The request:
Switch "guest" to "container" in the accidental reboot post below, and write out everything from "[plug] Accidental reboot" down to "the host server." again with that change.

Excerpt to read:
------------------------------------------------------------

[plug] Accidental reboot
Nick Bannon
nick at ucc.gu.uwa.edu.au
Tue May 10 18:27:58 WST 2011
On Tue, May 10, 2011 at 03:21:12PM +0800, Brad Campbell wrote:
> I have a number of machines I routinely use, and a number of virtual
> machines inside those. I've lost count of the number of times I've
> run "sudo reboot" thinking I was logged into a guest and taken down
> the host server.
[...]
You molly! Yes, it happens, but the best protection against any accidental
command I've had is to give machines a friendly, unique name which shows
up in the prompt. (Or Tim's coloured terminals?) "ensor", not "bkmac"
or "srv.homea".
That and the habit of a slight pause before doing dangerous actions such
as shutdown, rm, or even cp if you don't have a "cp -i" alias for that.
> [...] Put together a quick /usr/local/bin/reboot
> #!/bin/bash
> echo Surprise!

------------------------------------------------------------

Record excerpts:
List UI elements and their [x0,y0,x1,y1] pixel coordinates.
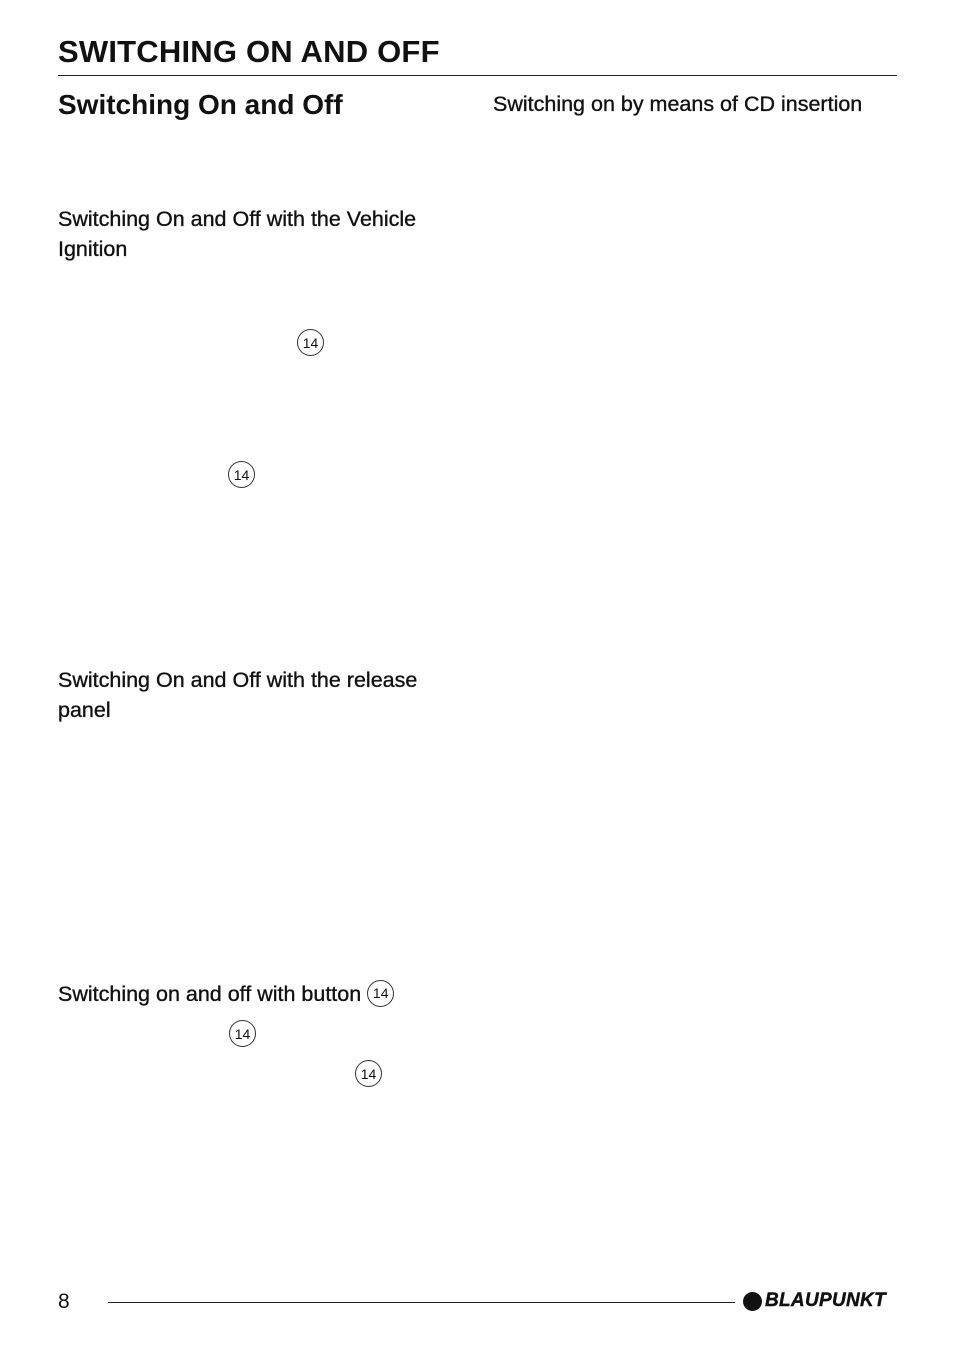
brand-logo [743,1291,886,1311]
subheading-release-panel: Switching On and Off with the release panel [58,668,418,722]
button-reference-marker: 14 [297,329,324,356]
subheading-vehicle-ignition: Switching On and Off with the Vehicle Ignition [58,207,417,261]
subheading-cd-insertion: Switching on by means of CD insertion [493,92,863,116]
page-header [58,34,897,76]
page-header-title: SWITCHING ON AND OFF [58,34,440,69]
page-footer [0,1280,954,1324]
subheading-on-off-button [58,979,478,1009]
button-reference-marker: 14 [355,1060,382,1087]
button-reference-marker: 14 [367,980,394,1007]
brand-dot-icon [743,1292,762,1311]
subheading-on-off-button-label: Switching on and off with button [58,982,362,1006]
button-reference-marker: 14 [229,1020,256,1047]
footer-rule [108,1302,735,1303]
button-reference-marker: 14 [228,461,255,488]
brand-name: BLAUPUNKT [765,1290,886,1311]
section-title: Switching On and Off [58,89,343,120]
page-number: 8 [58,1290,70,1313]
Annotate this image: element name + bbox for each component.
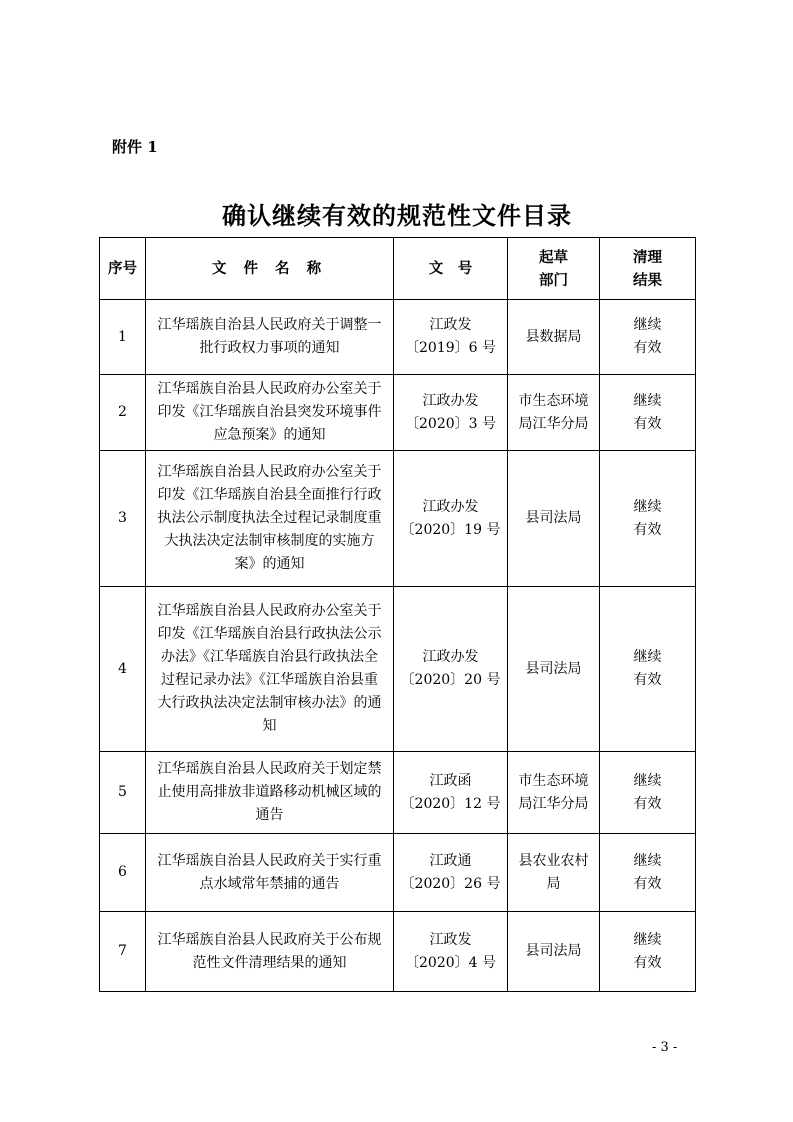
row-doc-number	[394, 912, 508, 992]
row-index: 4	[100, 587, 146, 752]
row-result	[600, 451, 696, 587]
row-result-line2: 有效	[633, 415, 662, 432]
row-file-name: 江华瑶族自治县人民政府办公室关于印发《江华瑶族自治县突发环境事件应急预案》的通知	[146, 375, 394, 451]
row-department: 县司法局	[508, 587, 600, 752]
row-code-prefix: 江政发	[429, 317, 472, 333]
header-result-line2: 结果	[633, 271, 662, 289]
header-dept-line2: 部门	[539, 271, 568, 289]
row-result-line2: 有效	[633, 521, 662, 538]
row-result	[600, 834, 696, 912]
row-code-prefix: 江政办发	[422, 498, 479, 515]
row-file-name: 江华瑶族自治县人民政府关于实行重点水域常年禁捕的通告	[146, 834, 394, 912]
header-dept	[508, 238, 600, 300]
row-department: 县司法局	[508, 451, 600, 587]
row-department: 县农业农村局	[508, 834, 600, 912]
table-row	[100, 300, 696, 375]
row-doc-number	[394, 300, 508, 375]
row-result-line1: 继续	[633, 931, 662, 948]
row-result-line1: 继续	[633, 649, 662, 665]
row-result-line1: 继续	[633, 498, 662, 515]
row-result-line2: 有效	[633, 875, 662, 892]
row-result-line2: 有效	[633, 672, 662, 688]
row-index: 7	[100, 912, 146, 992]
row-file-name: 江华瑶族自治县人民政府关于调整一批行政权力事项的通知	[146, 300, 394, 375]
row-code-prefix: 江政通	[429, 852, 472, 869]
row-doc-number	[394, 752, 508, 834]
row-result-line1: 继续	[633, 852, 662, 869]
row-code-number: 〔2019〕6 号	[405, 340, 496, 356]
row-index: 2	[100, 375, 146, 451]
table-row	[100, 752, 696, 834]
row-department: 市生态环境局江华分局	[508, 752, 600, 834]
header-name: 文 件 名 称	[146, 238, 394, 300]
row-result-line2: 有效	[633, 954, 662, 971]
row-index: 6	[100, 834, 146, 912]
row-doc-number	[394, 375, 508, 451]
attachment-label: 附件 1	[112, 138, 158, 156]
table-row	[100, 912, 696, 992]
row-code-number: 〔2020〕19 号	[400, 521, 501, 538]
row-result-line2: 有效	[633, 795, 662, 812]
row-index: 3	[100, 451, 146, 587]
row-doc-number	[394, 451, 508, 587]
header-result	[600, 238, 696, 300]
table-row	[100, 375, 696, 451]
row-department: 县数据局	[508, 300, 600, 375]
row-code-number: 〔2020〕4 号	[405, 954, 496, 971]
row-result-line2: 有效	[633, 340, 662, 356]
page-number: - 3 -	[652, 1040, 678, 1055]
header-result-line1: 清理	[633, 248, 662, 266]
row-code-prefix: 江政办发	[422, 649, 479, 665]
row-code-number: 〔2020〕26 号	[400, 875, 501, 892]
header-dept-line1: 起草	[539, 248, 568, 266]
row-department: 县司法局	[508, 912, 600, 992]
row-code-number: 〔2020〕3 号	[405, 415, 496, 432]
table-row	[100, 834, 696, 912]
row-result-line1: 继续	[633, 772, 662, 789]
row-index: 1	[100, 300, 146, 375]
header-code: 文 号	[394, 238, 508, 300]
table-row	[100, 451, 696, 587]
row-file-name: 江华瑶族自治县人民政府关于公布规范性文件清理结果的通知	[146, 912, 394, 992]
row-code-prefix: 江政发	[429, 931, 472, 948]
row-file-name: 江华瑶族自治县人民政府办公室关于印发《江华瑶族自治县全面推行行政执法公示制度执法全过程记录制度重大执法决定法制审核制度的实施方案》的通知	[146, 451, 394, 587]
row-result	[600, 912, 696, 992]
header-index: 序号	[100, 238, 146, 300]
row-result-line1: 继续	[633, 317, 662, 333]
document-table	[99, 237, 696, 992]
row-code-number: 〔2020〕12 号	[400, 795, 501, 812]
row-file-name: 江华瑶族自治县人民政府办公室关于印发《江华瑶族自治县行政执法公示办法》《江华瑶族自治县行政执法全过程记录办法》《江华瑶族自治县重大行政执法决定法制审核办法》的通知	[146, 587, 394, 752]
row-code-prefix: 江政函	[429, 772, 472, 789]
row-result	[600, 587, 696, 752]
table-header-row	[100, 238, 696, 300]
row-code-number: 〔2020〕20 号	[400, 672, 501, 688]
row-index: 5	[100, 752, 146, 834]
row-result-line1: 继续	[633, 392, 662, 409]
row-code-prefix: 江政办发	[422, 392, 479, 409]
row-doc-number	[394, 834, 508, 912]
document-title: 确认继续有效的规范性文件目录	[222, 201, 572, 230]
row-file-name: 江华瑶族自治县人民政府关于划定禁止使用高排放非道路移动机械区域的通告	[146, 752, 394, 834]
row-result	[600, 375, 696, 451]
row-department: 市生态环境局江华分局	[508, 375, 600, 451]
row-doc-number	[394, 587, 508, 752]
table-row	[100, 587, 696, 752]
row-result	[600, 752, 696, 834]
row-result	[600, 300, 696, 375]
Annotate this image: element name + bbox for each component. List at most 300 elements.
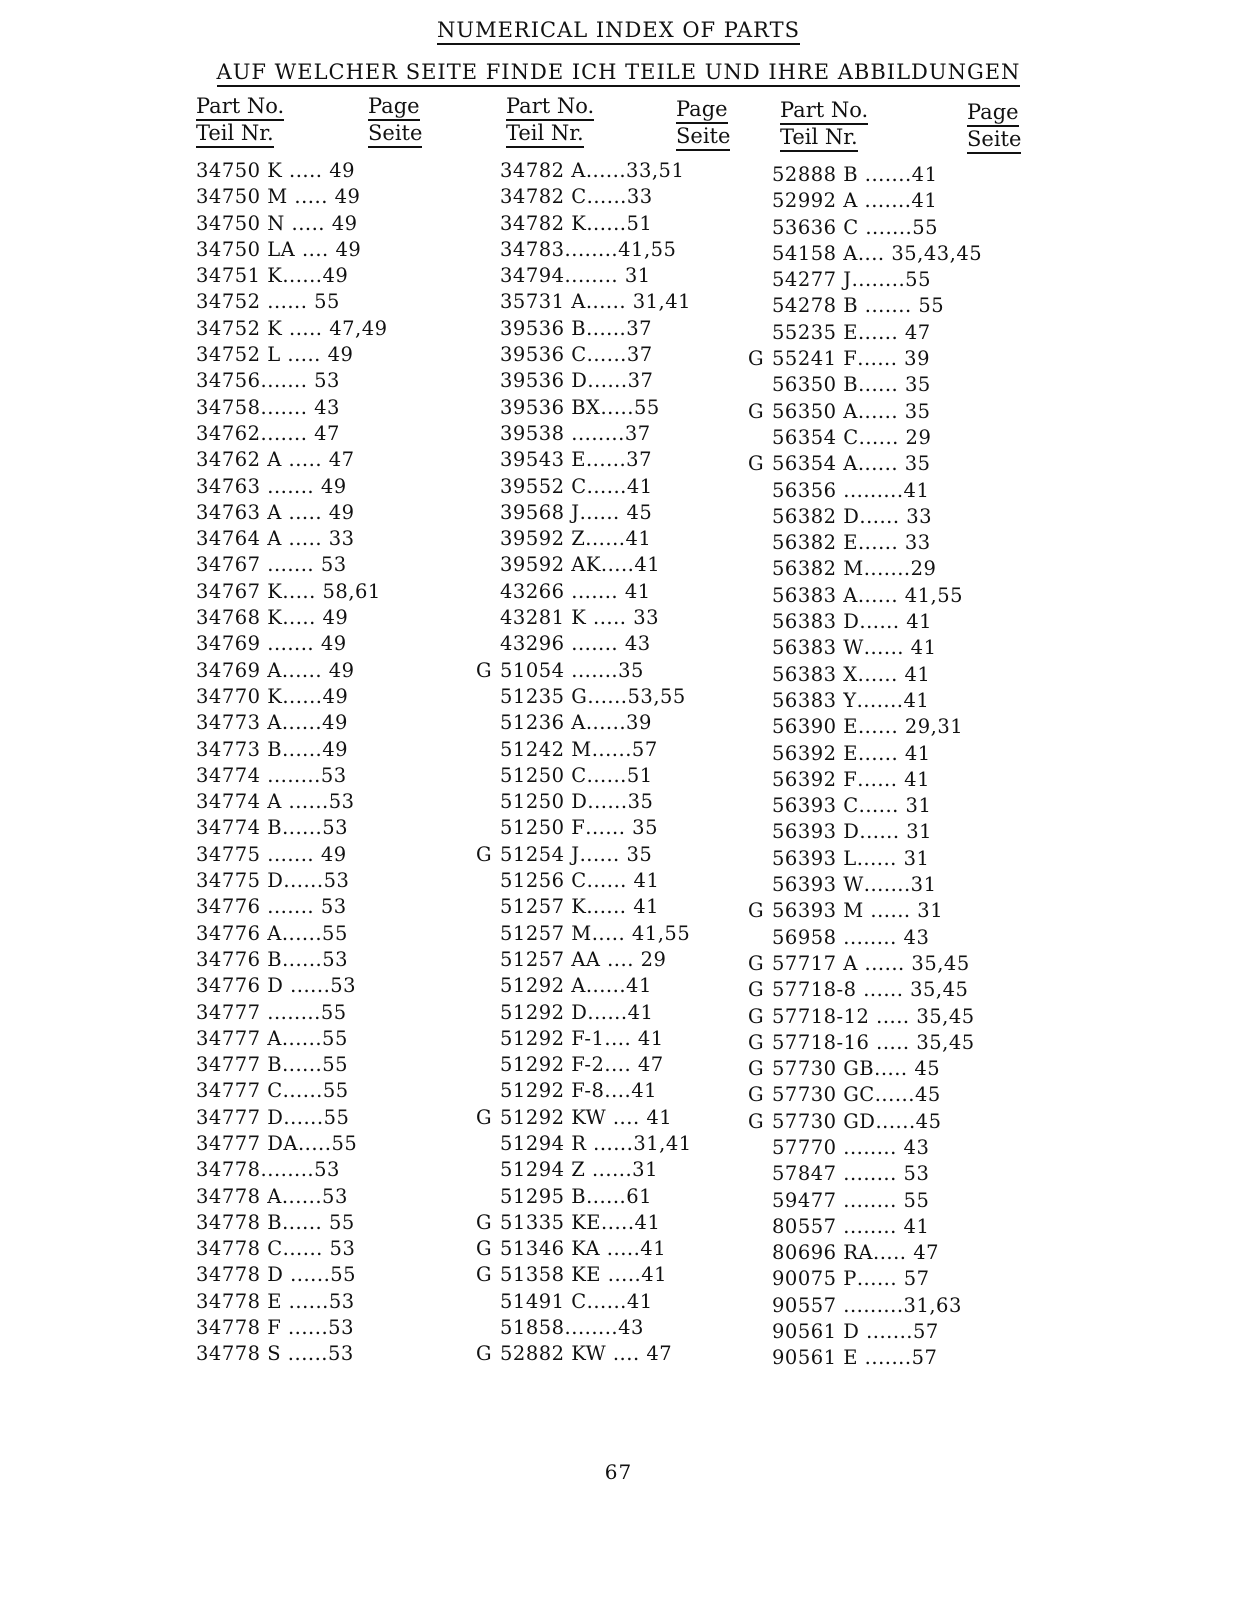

------------------------------------------------------------

Full answer:
[plug] Accidental reboot
Nick Bannon
nick at ucc.gu.uwa.edu.au
Tue May 10 18:27:58 WST 2011
On Tue, May 10, 2011 at 03:21:12PM +0800, Brad Campbell wrote:
> I have a number of machines I routinely use, and a number of virtual
> machines inside those. I've lost count of the number of times I've
> run "sudo reboot" thinking I was logged into a container and taken down
> the host server.